| PROBLEM REQUIREMENTS |
Reproduce every entry exactly as shown.

| DATA ROWS |
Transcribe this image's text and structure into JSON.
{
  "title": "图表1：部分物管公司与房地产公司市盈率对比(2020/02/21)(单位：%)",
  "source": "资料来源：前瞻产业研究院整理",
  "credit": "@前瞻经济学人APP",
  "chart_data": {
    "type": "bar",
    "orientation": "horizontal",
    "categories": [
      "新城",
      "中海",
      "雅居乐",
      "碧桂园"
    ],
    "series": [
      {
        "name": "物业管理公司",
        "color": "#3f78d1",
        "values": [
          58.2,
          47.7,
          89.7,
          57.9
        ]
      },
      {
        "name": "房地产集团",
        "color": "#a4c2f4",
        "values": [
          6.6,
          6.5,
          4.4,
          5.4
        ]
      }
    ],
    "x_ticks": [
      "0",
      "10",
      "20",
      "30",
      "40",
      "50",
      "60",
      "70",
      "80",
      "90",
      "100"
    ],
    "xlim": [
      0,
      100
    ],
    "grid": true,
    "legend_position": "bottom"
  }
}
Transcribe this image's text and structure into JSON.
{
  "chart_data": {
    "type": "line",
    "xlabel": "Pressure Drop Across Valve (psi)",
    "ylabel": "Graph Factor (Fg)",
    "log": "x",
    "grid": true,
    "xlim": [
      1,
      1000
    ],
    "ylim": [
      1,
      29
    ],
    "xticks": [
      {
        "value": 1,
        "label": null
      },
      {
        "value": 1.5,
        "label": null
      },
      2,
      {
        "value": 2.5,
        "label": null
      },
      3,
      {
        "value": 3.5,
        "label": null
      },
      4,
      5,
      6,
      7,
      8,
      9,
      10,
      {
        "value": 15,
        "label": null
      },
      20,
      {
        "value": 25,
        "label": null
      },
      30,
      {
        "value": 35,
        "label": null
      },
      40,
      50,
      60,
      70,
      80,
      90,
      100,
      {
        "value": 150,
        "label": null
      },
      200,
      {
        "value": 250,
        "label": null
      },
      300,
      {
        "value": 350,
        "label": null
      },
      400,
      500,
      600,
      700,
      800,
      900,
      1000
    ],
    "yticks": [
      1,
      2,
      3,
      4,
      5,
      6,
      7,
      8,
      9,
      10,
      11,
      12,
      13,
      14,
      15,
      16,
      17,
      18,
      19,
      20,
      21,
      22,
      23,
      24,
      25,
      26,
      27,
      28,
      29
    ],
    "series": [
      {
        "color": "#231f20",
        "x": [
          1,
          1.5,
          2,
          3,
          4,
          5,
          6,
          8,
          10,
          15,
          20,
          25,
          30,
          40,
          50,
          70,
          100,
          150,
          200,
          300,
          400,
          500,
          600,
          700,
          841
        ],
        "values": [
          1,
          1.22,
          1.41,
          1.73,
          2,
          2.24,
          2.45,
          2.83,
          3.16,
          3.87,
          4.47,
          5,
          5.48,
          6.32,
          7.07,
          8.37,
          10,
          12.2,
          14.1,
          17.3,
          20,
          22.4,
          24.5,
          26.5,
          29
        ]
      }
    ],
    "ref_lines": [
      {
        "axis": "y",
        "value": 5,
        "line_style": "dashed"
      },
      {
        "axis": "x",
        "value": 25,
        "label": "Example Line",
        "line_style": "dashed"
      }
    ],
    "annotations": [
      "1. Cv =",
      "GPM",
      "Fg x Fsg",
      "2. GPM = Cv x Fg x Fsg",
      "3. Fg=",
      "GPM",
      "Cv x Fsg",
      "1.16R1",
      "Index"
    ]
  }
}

| TASK OUTPUT |
Transcribe this image's text and structure into JSON.
{
  "title": "图表1：部分物管公司与房地产公司市盈率对比(2020/02/21)(单位：%)",
  "source": "资料来源：前瞻产业研究院整理",
  "credit": "@前瞻经济学人APP",
  "chart_data": {
    "type": "bar",
    "orientation": "horizontal",
    "categories": [
      "新城",
      "中海",
      "雅居乐",
      "碧桂园"
    ],
    "series": [
      {
        "name": "物业管理公司",
        "color": "#3f78d1",
        "values": [
          58.2,
          47.7,
          89.7,
          57.9
        ]
      },
      {
        "name": "房地产集团",
        "color": "#a4c2f4",
        "values": [
          6.6,
          6.5,
          4.4,
          5.4
        ]
      }
    ],
    "x_ticks": [
      "0",
      "10",
      "20",
      "30",
      "40",
      "50",
      "60",
      "70",
      "80",
      "90",
      "100"
    ],
    "xlim": [
      0,
      100
    ],
    "grid": true,
    "legend_position": "bottom"
  }
}
Transcribe this image's text and structure into JSON.
{
  "chart_data": {
    "type": "line",
    "xlabel": "Pressure Drop Across Valve (psi)",
    "ylabel": "Graph Factor (Fg)",
    "log": "x",
    "grid": true,
    "xlim": [
      1,
      1000
    ],
    "ylim": [
      1,
      29
    ],
    "xticks": [
      {
        "value": 1,
        "label": null
      },
      {
        "value": 1.5,
        "label": null
      },
      2,
      {
        "value": 2.5,
        "label": null
      },
      3,
      {
        "value": 3.5,
        "label": null
      },
      4,
      5,
      6,
      7,
      8,
      9,
      10,
      {
        "value": 15,
        "label": null
      },
      20,
      {
        "value": 25,
        "label": null
      },
      30,
      {
        "value": 35,
        "label": null
      },
      40,
      50,
      60,
      70,
      80,
      90,
      100,
      {
        "value": 150,
        "label": null
      },
      200,
      {
        "value": 250,
        "label": null
      },
      300,
      {
        "value": 350,
        "label": null
      },
      400,
      500,
      600,
      700,
      800,
      900,
      1000
    ],
    "yticks": [
      1,
      2,
      3,
      4,
      5,
      6,
      7,
      8,
      9,
      10,
      11,
      12,
      13,
      14,
      15,
      16,
      17,
      18,
      19,
      20,
      21,
      22,
      23,
      24,
      25,
      26,
      27,
      28,
      29
    ],
    "series": [
      {
        "color": "#231f20",
        "x": [
          1,
          1.5,
          2,
          3,
          4,
          5,
          6,
          8,
          10,
          15,
          20,
          25,
          30,
          40,
          50,
          70,
          100,
          150,
          200,
          300,
          400,
          500,
          600,
          700,
          841
        ],
        "values": [
          1,
          1.22,
          1.41,
          1.73,
          2,
          2.24,
          2.45,
          2.83,
          3.16,
          3.87,
          4.47,
          5,
          5.48,
          6.32,
          7.07,
          8.37,
          10,
          12.2,
          14.1,
          17.3,
          20,
          22.4,
          24.5,
          26.5,
          29
        ]
      }
    ],
    "ref_lines": [
      {
        "axis": "y",
        "value": 5,
        "line_style": "dashed"
      },
      {
        "axis": "x",
        "value": 25,
        "label": "Example Line",
        "line_style": "dashed"
      }
    ],
    "annotations": [
      "1. Cv =",
      "GPM",
      "Fg x Fsg",
      "2. GPM = Cv x Fg x Fsg",
      "3. Fg=",
      "GPM",
      "Cv x Fsg",
      "1.16R1",
      "Index"
    ]
  }
}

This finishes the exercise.